--- TASK OBJECTIVE ---
Please copy the items below, changing every "PCB" to "BOARD" and keeping everything else the same.
--- START MATERIAL FOR THIS TASK ---
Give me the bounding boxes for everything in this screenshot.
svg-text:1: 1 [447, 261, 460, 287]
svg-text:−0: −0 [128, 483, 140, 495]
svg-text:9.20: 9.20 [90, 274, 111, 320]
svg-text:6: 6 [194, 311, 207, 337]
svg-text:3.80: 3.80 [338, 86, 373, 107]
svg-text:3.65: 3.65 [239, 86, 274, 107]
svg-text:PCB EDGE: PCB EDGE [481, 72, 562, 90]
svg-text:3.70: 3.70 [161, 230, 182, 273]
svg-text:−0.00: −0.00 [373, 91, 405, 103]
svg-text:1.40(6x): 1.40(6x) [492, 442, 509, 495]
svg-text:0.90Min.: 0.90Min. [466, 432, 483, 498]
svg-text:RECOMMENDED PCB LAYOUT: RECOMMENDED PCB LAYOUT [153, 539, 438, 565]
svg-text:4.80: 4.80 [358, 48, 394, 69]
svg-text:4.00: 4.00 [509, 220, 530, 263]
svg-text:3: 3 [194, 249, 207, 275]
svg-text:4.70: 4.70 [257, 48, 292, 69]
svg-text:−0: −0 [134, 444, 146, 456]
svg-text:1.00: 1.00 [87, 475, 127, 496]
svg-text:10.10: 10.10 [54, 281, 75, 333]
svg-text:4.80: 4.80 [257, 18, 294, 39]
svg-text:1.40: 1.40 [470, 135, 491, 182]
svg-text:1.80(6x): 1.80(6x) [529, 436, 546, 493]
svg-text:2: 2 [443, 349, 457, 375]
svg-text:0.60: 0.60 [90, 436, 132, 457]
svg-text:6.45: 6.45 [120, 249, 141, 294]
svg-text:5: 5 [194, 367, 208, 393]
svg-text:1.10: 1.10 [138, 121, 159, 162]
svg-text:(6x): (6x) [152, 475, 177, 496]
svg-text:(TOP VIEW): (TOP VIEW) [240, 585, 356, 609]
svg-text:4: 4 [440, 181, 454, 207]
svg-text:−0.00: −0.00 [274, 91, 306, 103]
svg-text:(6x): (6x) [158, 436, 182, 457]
--- END MATERIAL FOR THIS TASK ---
--- ANSWER TO THE TASK ---
Give me the bounding boxes for everything in this screenshot.
svg-text:1: 1 [447, 261, 460, 287]
svg-text:−0: −0 [128, 483, 140, 495]
svg-text:9.20: 9.20 [90, 274, 111, 320]
svg-text:6: 6 [194, 311, 207, 337]
svg-text:3.80: 3.80 [338, 86, 373, 107]
svg-text:3.65: 3.65 [239, 86, 274, 107]
svg-text:BOARD EDGE: BOARD EDGE [481, 72, 562, 90]
svg-text:3.70: 3.70 [161, 230, 182, 273]
svg-text:−0.00: −0.00 [373, 91, 405, 103]
svg-text:1.40(6x): 1.40(6x) [492, 442, 509, 495]
svg-text:0.90Min.: 0.90Min. [466, 432, 483, 498]
svg-text:RECOMMENDED BOARD LAYOUT: RECOMMENDED BOARD LAYOUT [153, 539, 438, 565]
svg-text:4.80: 4.80 [358, 48, 394, 69]
svg-text:4.00: 4.00 [509, 220, 530, 263]
svg-text:3: 3 [194, 249, 207, 275]
svg-text:4.70: 4.70 [257, 48, 292, 69]
svg-text:−0: −0 [134, 444, 146, 456]
svg-text:1.00: 1.00 [87, 475, 127, 496]
svg-text:10.10: 10.10 [54, 281, 75, 333]
svg-text:4.80: 4.80 [257, 18, 294, 39]
svg-text:1.40: 1.40 [470, 135, 491, 182]
svg-text:1.80(6x): 1.80(6x) [529, 436, 546, 493]
svg-text:2: 2 [443, 349, 457, 375]
svg-text:0.60: 0.60 [90, 436, 132, 457]
svg-text:6.45: 6.45 [120, 249, 141, 294]
svg-text:5: 5 [194, 367, 208, 393]
svg-text:1.10: 1.10 [138, 121, 159, 162]
svg-text:(6x): (6x) [152, 475, 177, 496]
svg-text:(TOP VIEW): (TOP VIEW) [240, 585, 356, 609]
svg-text:4: 4 [440, 181, 454, 207]
svg-text:−0.00: −0.00 [274, 91, 306, 103]
svg-text:(6x): (6x) [158, 436, 182, 457]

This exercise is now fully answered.